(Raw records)
○ ○ ○ ○ ○

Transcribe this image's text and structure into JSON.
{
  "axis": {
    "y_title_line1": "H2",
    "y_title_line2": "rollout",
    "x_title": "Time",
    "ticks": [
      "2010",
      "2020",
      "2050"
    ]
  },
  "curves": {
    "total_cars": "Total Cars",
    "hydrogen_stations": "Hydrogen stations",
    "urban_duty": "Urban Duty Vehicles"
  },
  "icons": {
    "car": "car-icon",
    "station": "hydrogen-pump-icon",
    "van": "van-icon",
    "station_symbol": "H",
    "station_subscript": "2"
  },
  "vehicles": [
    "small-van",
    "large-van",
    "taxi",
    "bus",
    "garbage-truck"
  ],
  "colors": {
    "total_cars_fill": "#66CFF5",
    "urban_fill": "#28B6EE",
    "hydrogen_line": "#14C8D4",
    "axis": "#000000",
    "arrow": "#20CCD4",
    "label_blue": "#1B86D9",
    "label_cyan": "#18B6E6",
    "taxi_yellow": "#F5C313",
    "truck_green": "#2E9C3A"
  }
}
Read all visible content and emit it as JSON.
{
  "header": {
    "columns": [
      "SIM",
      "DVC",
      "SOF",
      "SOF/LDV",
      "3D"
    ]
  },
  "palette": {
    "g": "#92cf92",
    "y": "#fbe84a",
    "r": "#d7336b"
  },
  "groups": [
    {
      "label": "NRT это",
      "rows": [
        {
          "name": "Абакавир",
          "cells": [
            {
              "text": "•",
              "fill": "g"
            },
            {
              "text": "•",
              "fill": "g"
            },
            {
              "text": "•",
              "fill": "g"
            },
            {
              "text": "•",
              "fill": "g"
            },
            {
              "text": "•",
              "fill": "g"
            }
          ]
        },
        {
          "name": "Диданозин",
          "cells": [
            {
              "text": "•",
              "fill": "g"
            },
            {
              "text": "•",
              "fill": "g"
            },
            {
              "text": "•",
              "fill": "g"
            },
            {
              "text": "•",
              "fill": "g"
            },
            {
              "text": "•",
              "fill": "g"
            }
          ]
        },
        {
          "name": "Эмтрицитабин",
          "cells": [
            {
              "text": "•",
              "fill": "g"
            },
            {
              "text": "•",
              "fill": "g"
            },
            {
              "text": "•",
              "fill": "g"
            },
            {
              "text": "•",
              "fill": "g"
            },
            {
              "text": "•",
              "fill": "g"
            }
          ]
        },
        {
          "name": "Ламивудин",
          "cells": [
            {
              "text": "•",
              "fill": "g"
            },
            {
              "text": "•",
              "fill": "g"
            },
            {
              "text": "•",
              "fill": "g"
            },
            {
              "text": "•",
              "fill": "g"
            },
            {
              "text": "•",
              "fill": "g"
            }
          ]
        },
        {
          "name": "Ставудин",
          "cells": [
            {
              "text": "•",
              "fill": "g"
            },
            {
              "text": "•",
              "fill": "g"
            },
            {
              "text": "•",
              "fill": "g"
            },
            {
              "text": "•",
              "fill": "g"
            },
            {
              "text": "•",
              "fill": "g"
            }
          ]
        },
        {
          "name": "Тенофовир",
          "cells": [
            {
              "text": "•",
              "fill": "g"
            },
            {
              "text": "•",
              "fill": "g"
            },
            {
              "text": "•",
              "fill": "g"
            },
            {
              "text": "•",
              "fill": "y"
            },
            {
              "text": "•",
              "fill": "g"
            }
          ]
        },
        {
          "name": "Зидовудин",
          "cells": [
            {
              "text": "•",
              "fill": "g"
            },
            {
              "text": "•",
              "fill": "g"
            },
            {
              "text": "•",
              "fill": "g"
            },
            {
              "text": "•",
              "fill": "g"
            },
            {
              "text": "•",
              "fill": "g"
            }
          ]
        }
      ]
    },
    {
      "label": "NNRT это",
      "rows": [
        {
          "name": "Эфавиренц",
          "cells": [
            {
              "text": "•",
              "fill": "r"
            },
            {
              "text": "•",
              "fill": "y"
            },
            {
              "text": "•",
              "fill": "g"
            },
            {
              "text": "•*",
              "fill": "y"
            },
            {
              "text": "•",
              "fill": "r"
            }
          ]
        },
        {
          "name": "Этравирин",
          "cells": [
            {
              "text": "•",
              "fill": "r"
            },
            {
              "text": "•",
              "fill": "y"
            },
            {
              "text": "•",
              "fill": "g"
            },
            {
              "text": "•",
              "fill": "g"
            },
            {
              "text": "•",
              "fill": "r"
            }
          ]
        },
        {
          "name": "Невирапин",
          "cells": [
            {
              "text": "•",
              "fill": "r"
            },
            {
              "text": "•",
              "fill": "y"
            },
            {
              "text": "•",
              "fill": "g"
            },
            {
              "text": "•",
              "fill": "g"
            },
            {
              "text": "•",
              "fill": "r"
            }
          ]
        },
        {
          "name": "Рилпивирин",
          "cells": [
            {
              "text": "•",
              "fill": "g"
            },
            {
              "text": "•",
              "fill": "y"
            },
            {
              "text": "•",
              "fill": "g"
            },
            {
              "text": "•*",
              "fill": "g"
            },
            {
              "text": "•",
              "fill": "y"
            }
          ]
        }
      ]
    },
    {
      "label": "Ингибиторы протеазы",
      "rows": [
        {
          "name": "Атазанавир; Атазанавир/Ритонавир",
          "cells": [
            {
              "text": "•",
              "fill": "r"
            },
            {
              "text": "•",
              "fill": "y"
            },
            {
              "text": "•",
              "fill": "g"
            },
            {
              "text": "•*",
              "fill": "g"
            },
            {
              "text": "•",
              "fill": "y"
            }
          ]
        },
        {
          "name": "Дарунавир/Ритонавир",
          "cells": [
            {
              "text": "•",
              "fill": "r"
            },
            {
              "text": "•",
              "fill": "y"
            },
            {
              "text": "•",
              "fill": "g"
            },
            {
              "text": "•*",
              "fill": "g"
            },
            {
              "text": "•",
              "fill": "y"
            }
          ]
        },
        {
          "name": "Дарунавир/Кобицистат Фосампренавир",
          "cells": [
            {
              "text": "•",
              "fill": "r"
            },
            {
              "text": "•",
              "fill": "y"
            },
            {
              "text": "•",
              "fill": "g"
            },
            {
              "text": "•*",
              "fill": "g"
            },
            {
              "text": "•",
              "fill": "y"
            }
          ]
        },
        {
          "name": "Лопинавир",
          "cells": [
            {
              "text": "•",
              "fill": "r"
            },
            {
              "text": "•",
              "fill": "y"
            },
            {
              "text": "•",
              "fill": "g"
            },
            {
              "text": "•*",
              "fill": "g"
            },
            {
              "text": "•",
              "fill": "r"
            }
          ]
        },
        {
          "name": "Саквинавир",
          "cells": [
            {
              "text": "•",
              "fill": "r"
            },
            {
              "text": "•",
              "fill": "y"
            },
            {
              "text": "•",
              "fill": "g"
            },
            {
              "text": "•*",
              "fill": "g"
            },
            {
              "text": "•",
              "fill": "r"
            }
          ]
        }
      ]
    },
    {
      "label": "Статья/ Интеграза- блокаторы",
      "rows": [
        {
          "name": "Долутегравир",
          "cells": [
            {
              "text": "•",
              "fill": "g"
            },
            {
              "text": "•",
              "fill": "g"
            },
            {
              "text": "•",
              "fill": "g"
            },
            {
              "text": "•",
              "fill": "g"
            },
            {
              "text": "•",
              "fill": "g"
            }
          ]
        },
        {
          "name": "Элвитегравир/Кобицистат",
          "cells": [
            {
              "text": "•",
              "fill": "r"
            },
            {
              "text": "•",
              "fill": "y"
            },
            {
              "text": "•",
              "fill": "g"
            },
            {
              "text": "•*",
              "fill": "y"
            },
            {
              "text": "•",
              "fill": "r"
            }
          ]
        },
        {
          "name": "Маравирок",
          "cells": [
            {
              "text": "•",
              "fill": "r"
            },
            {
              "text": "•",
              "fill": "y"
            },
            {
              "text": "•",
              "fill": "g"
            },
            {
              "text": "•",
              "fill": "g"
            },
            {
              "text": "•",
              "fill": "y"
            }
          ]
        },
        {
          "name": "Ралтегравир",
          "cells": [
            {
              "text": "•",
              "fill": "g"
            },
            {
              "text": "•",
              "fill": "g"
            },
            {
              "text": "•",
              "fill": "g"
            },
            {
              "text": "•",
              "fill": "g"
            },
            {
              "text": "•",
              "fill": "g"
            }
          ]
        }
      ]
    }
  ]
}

○ ○ ○ ○ ○

▸ Do this:
Copy and report every line where the word "Кобицистат" is present.

▸ Problem solution:
          "name": "Дарунавир/Кобицистат Фосампренавир",
          "name": "Элвитегравир/Кобицистат",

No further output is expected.